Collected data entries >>
+--
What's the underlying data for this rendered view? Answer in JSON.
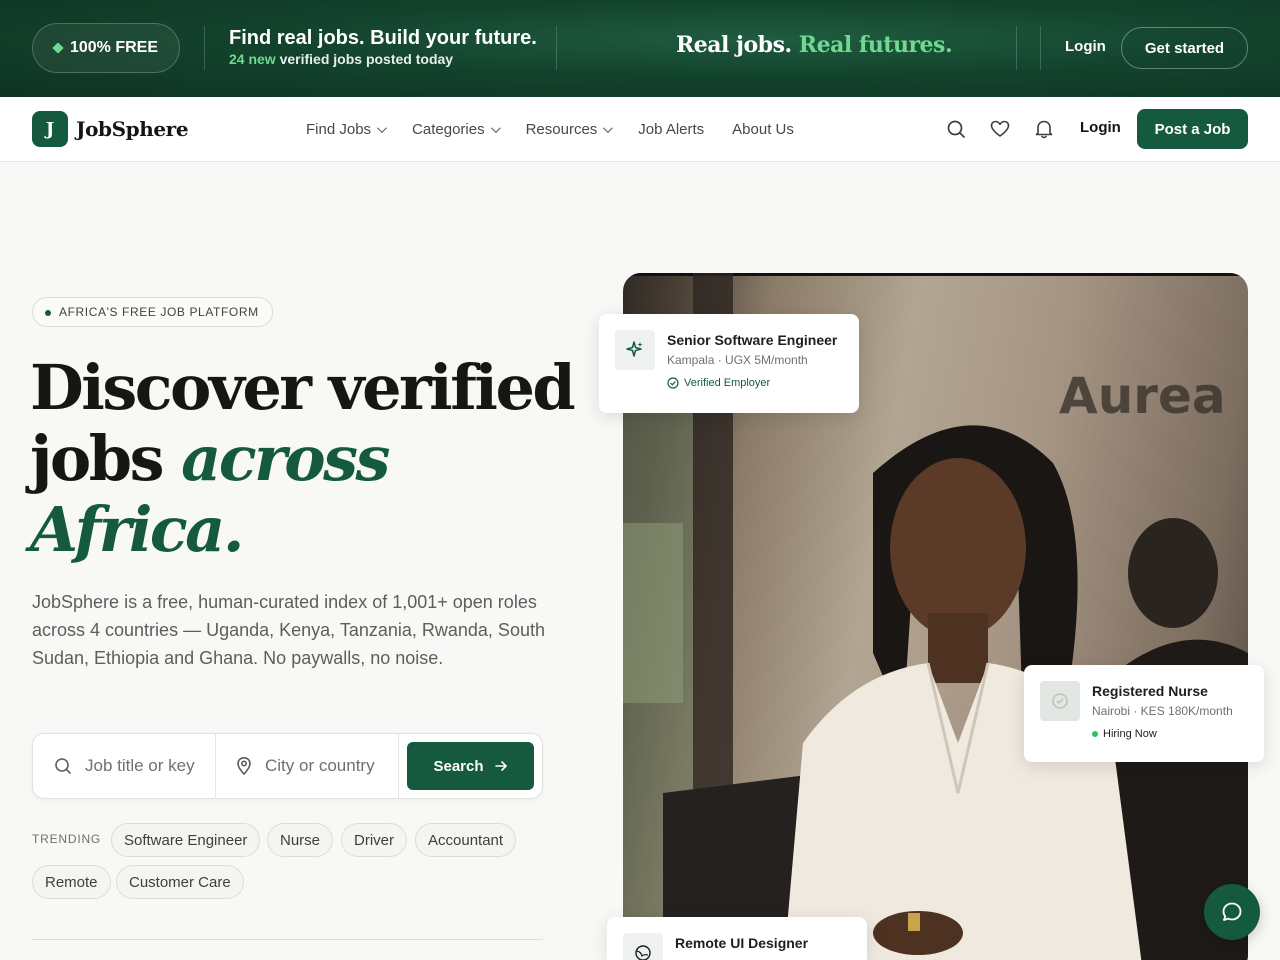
{
  "promo": {
    "badge": "100% FREE",
    "headline": "Find real jobs. Build your future.",
    "sub_count": "24 new",
    "sub_rest": "verified jobs posted today",
    "slogan_a": "Real jobs.",
    "slogan_b": "Real futures.",
    "login": "Login",
    "get_started": "Get started"
  },
  "nav": {
    "logo_letter": "J",
    "logo_text": "JobSphere",
    "links": [
      {
        "label": "Find Jobs",
        "dropdown": true
      },
      {
        "label": "Categories",
        "dropdown": true
      },
      {
        "label": "Resources",
        "dropdown": true
      },
      {
        "label": "Job Alerts",
        "dropdown": false
      },
      {
        "label": "About Us",
        "dropdown": false
      }
    ],
    "icons": [
      "search-icon",
      "heart-icon",
      "bell-icon"
    ],
    "login": "Login",
    "post_job": "Post a Job"
  },
  "hero": {
    "eyebrow": "AFRICA'S FREE JOB PLATFORM",
    "title_line1": "Discover verified",
    "title_line2a": "jobs ",
    "title_line2b": "across",
    "title_line3": "Africa.",
    "description": "JobSphere is a free, human-curated index of 1,001+ open roles across 4 countries — Uganda, Kenya, Tanzania, Rwanda, South Sudan, Ethiopia and Ghana. No paywalls, no noise.",
    "search": {
      "keyword_placeholder": "Job title or key",
      "location_placeholder": "City or country",
      "button": "Search"
    },
    "trending_label": "TRENDING",
    "trending": [
      "Software Engineer",
      "Nurse",
      "Driver",
      "Accountant",
      "Remote",
      "Customer Care"
    ]
  },
  "photo": {
    "sign_text": "Aurea"
  },
  "cards": [
    {
      "title": "Senior Software Engineer",
      "sub": "Kampala · UGX 5M/month",
      "badge": "Verified Employer",
      "icon": "sparkle-icon"
    },
    {
      "title": "Registered Nurse",
      "sub": "Nairobi · KES 180K/month",
      "badge": "Hiring Now",
      "icon": "check-circle-icon"
    },
    {
      "title": "Remote UI Designer",
      "sub": "",
      "badge": "",
      "icon": "globe-icon"
    }
  ],
  "colors": {
    "brand": "#155a3e",
    "accent_green": "#6fd98f",
    "banner_bg": "#13432d"
  }
}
+--
PROBLEM TO WORK ON >>
Go through the material above and print all of it exactly, except the pictures.

ANSWER TO THE PROBLEM >>
What's the underlying data for this rendered view? Answer in JSON.
{
  "promo": {
    "badge": "100% FREE",
    "headline": "Find real jobs. Build your future.",
    "sub_count": "24 new",
    "sub_rest": "verified jobs posted today",
    "slogan_a": "Real jobs.",
    "slogan_b": "Real futures.",
    "login": "Login",
    "get_started": "Get started"
  },
  "nav": {
    "logo_letter": "J",
    "logo_text": "JobSphere",
    "links": [
      {
        "label": "Find Jobs",
        "dropdown": true
      },
      {
        "label": "Categories",
        "dropdown": true
      },
      {
        "label": "Resources",
        "dropdown": true
      },
      {
        "label": "Job Alerts",
        "dropdown": false
      },
      {
        "label": "About Us",
        "dropdown": false
      }
    ],
    "icons": [
      "search-icon",
      "heart-icon",
      "bell-icon"
    ],
    "login": "Login",
    "post_job": "Post a Job"
  },
  "hero": {
    "eyebrow": "AFRICA'S FREE JOB PLATFORM",
    "title_line1": "Discover verified",
    "title_line2a": "jobs ",
    "title_line2b": "across",
    "title_line3": "Africa.",
    "description": "JobSphere is a free, human-curated index of 1,001+ open roles across 4 countries — Uganda, Kenya, Tanzania, Rwanda, South Sudan, Ethiopia and Ghana. No paywalls, no noise.",
    "search": {
      "keyword_placeholder": "Job title or key",
      "location_placeholder": "City or country",
      "button": "Search"
    },
    "trending_label": "TRENDING",
    "trending": [
      "Software Engineer",
      "Nurse",
      "Driver",
      "Accountant",
      "Remote",
      "Customer Care"
    ]
  },
  "photo": {
    "sign_text": "Aurea"
  },
  "cards": [
    {
      "title": "Senior Software Engineer",
      "sub": "Kampala · UGX 5M/month",
      "badge": "Verified Employer",
      "icon": "sparkle-icon"
    },
    {
      "title": "Registered Nurse",
      "sub": "Nairobi · KES 180K/month",
      "badge": "Hiring Now",
      "icon": "check-circle-icon"
    },
    {
      "title": "Remote UI Designer",
      "sub": "",
      "badge": "",
      "icon": "globe-icon"
    }
  ],
  "colors": {
    "brand": "#155a3e",
    "accent_green": "#6fd98f",
    "banner_bg": "#13432d"
  }
}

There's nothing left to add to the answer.